● WRITTEN INSTRUCTION:
Search the listing for the string "text" and copy every line that contains it.

● RAW DATA:
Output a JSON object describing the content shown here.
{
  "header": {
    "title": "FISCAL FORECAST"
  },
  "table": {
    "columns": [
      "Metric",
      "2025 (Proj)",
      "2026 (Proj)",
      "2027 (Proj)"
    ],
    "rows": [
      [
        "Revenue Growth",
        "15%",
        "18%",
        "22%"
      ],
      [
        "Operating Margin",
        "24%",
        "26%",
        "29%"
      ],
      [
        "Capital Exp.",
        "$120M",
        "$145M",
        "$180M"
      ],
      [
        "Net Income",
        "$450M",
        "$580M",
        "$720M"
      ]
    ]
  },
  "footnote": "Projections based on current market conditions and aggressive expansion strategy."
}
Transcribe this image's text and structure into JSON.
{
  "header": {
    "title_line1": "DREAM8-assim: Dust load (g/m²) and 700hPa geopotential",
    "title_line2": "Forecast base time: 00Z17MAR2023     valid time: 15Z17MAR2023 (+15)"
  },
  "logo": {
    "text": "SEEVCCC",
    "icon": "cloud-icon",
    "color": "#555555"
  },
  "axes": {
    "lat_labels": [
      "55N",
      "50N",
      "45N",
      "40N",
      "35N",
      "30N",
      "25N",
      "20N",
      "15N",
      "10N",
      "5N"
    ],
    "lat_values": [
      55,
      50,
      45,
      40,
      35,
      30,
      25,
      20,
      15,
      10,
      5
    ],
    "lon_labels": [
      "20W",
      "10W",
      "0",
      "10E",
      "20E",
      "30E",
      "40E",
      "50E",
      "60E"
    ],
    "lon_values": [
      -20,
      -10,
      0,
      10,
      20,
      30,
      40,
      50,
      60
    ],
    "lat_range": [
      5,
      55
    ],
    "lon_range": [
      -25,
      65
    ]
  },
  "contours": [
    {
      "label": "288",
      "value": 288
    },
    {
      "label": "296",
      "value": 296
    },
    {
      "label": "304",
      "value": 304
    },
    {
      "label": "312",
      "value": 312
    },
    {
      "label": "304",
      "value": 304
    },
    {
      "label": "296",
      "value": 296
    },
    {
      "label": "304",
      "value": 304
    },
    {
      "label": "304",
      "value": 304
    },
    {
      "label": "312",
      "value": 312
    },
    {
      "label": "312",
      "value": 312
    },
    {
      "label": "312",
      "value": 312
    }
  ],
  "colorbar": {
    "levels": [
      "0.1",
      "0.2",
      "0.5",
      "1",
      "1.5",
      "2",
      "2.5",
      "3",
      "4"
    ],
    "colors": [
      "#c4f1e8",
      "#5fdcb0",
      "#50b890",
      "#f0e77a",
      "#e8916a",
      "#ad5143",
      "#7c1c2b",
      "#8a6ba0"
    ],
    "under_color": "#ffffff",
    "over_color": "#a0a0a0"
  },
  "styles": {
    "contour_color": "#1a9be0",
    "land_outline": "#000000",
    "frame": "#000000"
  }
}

● THE OUTPUT:
Transcribe this image's text and structure into JSON.
    "text": "SEEVCCC",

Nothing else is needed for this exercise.